WHAT TO DO => Starting from the line containing "Type out the text in this image.", write out the rest of the entries exactly, through the final line, including nothing else.

SOURCE DATA =>
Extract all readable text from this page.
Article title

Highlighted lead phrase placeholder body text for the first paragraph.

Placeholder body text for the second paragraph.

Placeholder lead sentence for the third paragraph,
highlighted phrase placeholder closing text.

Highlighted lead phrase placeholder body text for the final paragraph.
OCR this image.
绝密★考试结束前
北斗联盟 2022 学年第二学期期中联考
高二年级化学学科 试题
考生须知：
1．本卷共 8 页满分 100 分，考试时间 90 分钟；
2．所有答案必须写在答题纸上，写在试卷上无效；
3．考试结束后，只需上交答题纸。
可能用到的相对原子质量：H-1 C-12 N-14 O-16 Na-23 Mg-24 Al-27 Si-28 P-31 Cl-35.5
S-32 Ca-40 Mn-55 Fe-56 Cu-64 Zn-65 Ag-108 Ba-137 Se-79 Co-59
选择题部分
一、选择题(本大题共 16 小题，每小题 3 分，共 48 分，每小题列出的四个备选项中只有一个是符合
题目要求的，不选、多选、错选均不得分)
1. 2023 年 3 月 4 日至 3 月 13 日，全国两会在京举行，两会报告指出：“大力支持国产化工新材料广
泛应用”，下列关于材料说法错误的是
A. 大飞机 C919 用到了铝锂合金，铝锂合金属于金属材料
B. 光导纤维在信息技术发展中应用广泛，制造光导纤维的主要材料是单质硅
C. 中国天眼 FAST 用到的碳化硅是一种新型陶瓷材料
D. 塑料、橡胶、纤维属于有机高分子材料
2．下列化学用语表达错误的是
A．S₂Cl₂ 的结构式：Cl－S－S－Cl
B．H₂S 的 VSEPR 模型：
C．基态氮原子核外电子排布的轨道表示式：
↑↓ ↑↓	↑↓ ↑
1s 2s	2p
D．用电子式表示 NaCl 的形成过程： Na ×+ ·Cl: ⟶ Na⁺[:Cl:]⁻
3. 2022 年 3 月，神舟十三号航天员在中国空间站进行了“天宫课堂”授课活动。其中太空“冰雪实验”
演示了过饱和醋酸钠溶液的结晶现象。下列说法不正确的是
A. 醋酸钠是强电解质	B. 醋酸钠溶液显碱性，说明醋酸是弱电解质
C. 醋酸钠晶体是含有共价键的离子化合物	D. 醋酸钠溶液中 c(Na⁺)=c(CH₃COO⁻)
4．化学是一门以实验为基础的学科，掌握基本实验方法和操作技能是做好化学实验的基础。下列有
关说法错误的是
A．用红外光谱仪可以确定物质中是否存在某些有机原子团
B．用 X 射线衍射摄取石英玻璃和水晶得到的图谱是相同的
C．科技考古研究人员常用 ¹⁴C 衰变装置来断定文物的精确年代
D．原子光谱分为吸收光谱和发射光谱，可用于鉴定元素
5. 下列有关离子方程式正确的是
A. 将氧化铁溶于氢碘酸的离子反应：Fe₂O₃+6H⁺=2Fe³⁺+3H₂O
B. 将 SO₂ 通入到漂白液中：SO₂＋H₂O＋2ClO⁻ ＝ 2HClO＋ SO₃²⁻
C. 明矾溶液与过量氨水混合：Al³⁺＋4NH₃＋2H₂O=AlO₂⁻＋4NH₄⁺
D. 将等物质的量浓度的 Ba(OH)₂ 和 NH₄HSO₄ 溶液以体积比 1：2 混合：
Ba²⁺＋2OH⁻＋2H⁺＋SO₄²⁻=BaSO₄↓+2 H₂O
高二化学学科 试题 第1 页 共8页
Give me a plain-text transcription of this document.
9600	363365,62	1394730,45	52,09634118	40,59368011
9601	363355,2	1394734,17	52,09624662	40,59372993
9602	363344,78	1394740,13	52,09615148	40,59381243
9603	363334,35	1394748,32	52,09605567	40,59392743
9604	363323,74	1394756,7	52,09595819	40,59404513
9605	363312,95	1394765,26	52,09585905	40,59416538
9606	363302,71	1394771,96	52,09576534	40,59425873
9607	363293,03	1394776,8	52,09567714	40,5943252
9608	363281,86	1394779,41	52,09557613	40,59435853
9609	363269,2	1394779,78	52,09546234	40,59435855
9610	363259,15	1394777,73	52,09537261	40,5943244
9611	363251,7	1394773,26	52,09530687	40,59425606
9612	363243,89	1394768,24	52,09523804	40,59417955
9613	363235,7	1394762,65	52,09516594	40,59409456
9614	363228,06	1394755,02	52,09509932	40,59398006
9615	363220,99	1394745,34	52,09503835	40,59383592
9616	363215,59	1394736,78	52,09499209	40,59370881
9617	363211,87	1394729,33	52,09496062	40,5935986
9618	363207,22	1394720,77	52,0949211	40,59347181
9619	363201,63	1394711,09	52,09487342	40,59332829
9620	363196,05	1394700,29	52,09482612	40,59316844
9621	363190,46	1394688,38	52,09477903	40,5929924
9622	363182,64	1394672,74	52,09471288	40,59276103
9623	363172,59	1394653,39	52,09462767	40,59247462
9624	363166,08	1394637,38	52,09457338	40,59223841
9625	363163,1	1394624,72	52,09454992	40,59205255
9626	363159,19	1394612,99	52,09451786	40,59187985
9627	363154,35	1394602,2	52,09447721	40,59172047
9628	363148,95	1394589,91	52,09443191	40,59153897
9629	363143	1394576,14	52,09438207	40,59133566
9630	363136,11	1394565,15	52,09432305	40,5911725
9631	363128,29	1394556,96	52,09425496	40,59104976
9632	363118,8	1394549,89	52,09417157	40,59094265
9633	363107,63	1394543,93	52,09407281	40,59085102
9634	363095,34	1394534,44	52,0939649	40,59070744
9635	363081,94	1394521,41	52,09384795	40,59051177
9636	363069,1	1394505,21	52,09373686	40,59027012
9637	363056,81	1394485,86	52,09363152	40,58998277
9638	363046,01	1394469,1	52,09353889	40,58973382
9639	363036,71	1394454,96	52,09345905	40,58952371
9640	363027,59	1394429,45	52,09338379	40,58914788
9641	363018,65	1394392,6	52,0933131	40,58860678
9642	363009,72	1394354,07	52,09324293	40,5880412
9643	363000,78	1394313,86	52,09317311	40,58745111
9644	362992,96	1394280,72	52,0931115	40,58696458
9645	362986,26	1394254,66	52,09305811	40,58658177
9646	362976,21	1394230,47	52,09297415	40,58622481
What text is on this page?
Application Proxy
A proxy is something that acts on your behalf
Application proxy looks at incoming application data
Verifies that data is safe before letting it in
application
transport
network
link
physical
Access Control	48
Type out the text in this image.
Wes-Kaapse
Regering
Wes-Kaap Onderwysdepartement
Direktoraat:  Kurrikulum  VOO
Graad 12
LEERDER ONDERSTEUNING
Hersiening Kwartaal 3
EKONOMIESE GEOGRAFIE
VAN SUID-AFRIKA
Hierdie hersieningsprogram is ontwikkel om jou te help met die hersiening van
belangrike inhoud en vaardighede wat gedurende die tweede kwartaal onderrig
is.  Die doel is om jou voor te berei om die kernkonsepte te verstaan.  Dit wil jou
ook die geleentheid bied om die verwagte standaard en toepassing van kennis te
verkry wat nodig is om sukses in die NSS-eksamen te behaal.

ANSWER =>
Type out the text in this image.
Wes-Kaapse
Regering
Wes-Kaap Onderwysdepartement
Direktoraat:  Kurrikulum  VOO
Graad 12
LEERDER ONDERSTEUNING
Hersiening Kwartaal 3
EKONOMIESE GEOGRAFIE
VAN SUID-AFRIKA
Hierdie hersieningsprogram is ontwikkel om jou te help met die hersiening van
belangrike inhoud en vaardighede wat gedurende die tweede kwartaal onderrig
is.  Die doel is om jou voor te berei om die kernkonsepte te verstaan.  Dit wil jou
ook die geleentheid bied om die verwagte standaard en toepassing van kennis te
verkry wat nodig is om sukses in die NSS-eksamen te behaal.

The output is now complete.